▽

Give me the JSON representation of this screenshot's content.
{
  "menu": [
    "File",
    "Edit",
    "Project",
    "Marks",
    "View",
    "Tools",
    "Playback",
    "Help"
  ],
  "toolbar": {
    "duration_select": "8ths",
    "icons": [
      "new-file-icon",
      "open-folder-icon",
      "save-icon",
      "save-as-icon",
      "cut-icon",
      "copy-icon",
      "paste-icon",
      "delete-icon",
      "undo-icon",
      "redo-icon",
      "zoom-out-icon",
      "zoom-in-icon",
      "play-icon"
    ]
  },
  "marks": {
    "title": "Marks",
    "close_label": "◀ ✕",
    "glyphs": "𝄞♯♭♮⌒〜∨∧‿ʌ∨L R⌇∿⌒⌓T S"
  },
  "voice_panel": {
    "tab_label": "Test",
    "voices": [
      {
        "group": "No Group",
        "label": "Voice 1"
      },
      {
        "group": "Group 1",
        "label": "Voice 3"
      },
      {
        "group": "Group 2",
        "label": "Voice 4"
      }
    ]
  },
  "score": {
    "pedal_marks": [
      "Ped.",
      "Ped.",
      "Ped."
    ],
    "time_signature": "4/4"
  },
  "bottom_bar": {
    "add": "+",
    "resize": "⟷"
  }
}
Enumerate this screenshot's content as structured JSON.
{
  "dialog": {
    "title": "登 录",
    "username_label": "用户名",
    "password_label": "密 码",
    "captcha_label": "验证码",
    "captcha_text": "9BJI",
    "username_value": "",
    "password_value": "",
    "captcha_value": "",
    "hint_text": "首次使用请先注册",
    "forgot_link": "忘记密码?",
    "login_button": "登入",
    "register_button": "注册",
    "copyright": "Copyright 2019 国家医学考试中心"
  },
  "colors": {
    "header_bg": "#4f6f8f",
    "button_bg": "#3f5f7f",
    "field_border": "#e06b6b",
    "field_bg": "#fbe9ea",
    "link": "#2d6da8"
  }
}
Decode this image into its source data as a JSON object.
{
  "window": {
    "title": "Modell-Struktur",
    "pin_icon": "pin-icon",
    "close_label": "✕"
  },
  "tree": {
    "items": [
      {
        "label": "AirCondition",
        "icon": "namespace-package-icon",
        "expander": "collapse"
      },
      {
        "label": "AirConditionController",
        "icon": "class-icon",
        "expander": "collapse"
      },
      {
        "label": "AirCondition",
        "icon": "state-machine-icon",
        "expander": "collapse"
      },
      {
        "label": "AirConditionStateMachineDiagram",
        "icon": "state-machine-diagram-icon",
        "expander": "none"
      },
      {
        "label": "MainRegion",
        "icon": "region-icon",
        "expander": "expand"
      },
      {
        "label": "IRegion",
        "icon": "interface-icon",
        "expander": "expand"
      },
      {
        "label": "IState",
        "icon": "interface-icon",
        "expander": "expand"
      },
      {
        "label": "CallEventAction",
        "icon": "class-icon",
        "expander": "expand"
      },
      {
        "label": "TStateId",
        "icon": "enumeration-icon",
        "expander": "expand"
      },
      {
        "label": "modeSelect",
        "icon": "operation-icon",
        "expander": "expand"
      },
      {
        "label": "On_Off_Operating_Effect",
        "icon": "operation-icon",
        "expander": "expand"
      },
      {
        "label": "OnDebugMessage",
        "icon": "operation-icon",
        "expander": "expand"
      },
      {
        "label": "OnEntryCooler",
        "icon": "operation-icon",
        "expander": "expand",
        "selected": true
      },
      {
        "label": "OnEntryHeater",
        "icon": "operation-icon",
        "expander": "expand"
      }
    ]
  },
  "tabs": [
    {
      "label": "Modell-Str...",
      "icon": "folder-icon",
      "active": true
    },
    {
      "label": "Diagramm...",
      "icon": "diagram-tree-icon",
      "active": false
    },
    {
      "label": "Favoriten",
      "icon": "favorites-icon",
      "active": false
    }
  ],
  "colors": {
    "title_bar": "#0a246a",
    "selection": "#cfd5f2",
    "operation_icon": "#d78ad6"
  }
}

△

### BRIEF
Copy the entries above exactly, leaving none out.

### RESULT OF THIS EXERCISE
Give me the JSON representation of this screenshot's content.
{
  "menu": [
    "File",
    "Edit",
    "Project",
    "Marks",
    "View",
    "Tools",
    "Playback",
    "Help"
  ],
  "toolbar": {
    "duration_select": "8ths",
    "icons": [
      "new-file-icon",
      "open-folder-icon",
      "save-icon",
      "save-as-icon",
      "cut-icon",
      "copy-icon",
      "paste-icon",
      "delete-icon",
      "undo-icon",
      "redo-icon",
      "zoom-out-icon",
      "zoom-in-icon",
      "play-icon"
    ]
  },
  "marks": {
    "title": "Marks",
    "close_label": "◀ ✕",
    "glyphs": "𝄞♯♭♮⌒〜∨∧‿ʌ∨L R⌇∿⌒⌓T S"
  },
  "voice_panel": {
    "tab_label": "Test",
    "voices": [
      {
        "group": "No Group",
        "label": "Voice 1"
      },
      {
        "group": "Group 1",
        "label": "Voice 3"
      },
      {
        "group": "Group 2",
        "label": "Voice 4"
      }
    ]
  },
  "score": {
    "pedal_marks": [
      "Ped.",
      "Ped.",
      "Ped."
    ],
    "time_signature": "4/4"
  },
  "bottom_bar": {
    "add": "+",
    "resize": "⟷"
  }
}
Enumerate this screenshot's content as structured JSON.
{
  "dialog": {
    "title": "登 录",
    "username_label": "用户名",
    "password_label": "密 码",
    "captcha_label": "验证码",
    "captcha_text": "9BJI",
    "username_value": "",
    "password_value": "",
    "captcha_value": "",
    "hint_text": "首次使用请先注册",
    "forgot_link": "忘记密码?",
    "login_button": "登入",
    "register_button": "注册",
    "copyright": "Copyright 2019 国家医学考试中心"
  },
  "colors": {
    "header_bg": "#4f6f8f",
    "button_bg": "#3f5f7f",
    "field_border": "#e06b6b",
    "field_bg": "#fbe9ea",
    "link": "#2d6da8"
  }
}
Decode this image into its source data as a JSON object.
{
  "window": {
    "title": "Modell-Struktur",
    "pin_icon": "pin-icon",
    "close_label": "✕"
  },
  "tree": {
    "items": [
      {
        "label": "AirCondition",
        "icon": "namespace-package-icon",
        "expander": "collapse"
      },
      {
        "label": "AirConditionController",
        "icon": "class-icon",
        "expander": "collapse"
      },
      {
        "label": "AirCondition",
        "icon": "state-machine-icon",
        "expander": "collapse"
      },
      {
        "label": "AirConditionStateMachineDiagram",
        "icon": "state-machine-diagram-icon",
        "expander": "none"
      },
      {
        "label": "MainRegion",
        "icon": "region-icon",
        "expander": "expand"
      },
      {
        "label": "IRegion",
        "icon": "interface-icon",
        "expander": "expand"
      },
      {
        "label": "IState",
        "icon": "interface-icon",
        "expander": "expand"
      },
      {
        "label": "CallEventAction",
        "icon": "class-icon",
        "expander": "expand"
      },
      {
        "label": "TStateId",
        "icon": "enumeration-icon",
        "expander": "expand"
      },
      {
        "label": "modeSelect",
        "icon": "operation-icon",
        "expander": "expand"
      },
      {
        "label": "On_Off_Operating_Effect",
        "icon": "operation-icon",
        "expander": "expand"
      },
      {
        "label": "OnDebugMessage",
        "icon": "operation-icon",
        "expander": "expand"
      },
      {
        "label": "OnEntryCooler",
        "icon": "operation-icon",
        "expander": "expand",
        "selected": true
      },
      {
        "label": "OnEntryHeater",
        "icon": "operation-icon",
        "expander": "expand"
      }
    ]
  },
  "tabs": [
    {
      "label": "Modell-Str...",
      "icon": "folder-icon",
      "active": true
    },
    {
      "label": "Diagramm...",
      "icon": "diagram-tree-icon",
      "active": false
    },
    {
      "label": "Favoriten",
      "icon": "favorites-icon",
      "active": false
    }
  ],
  "colors": {
    "title_bar": "#0a246a",
    "selection": "#cfd5f2",
    "operation_icon": "#d78ad6"
  }
}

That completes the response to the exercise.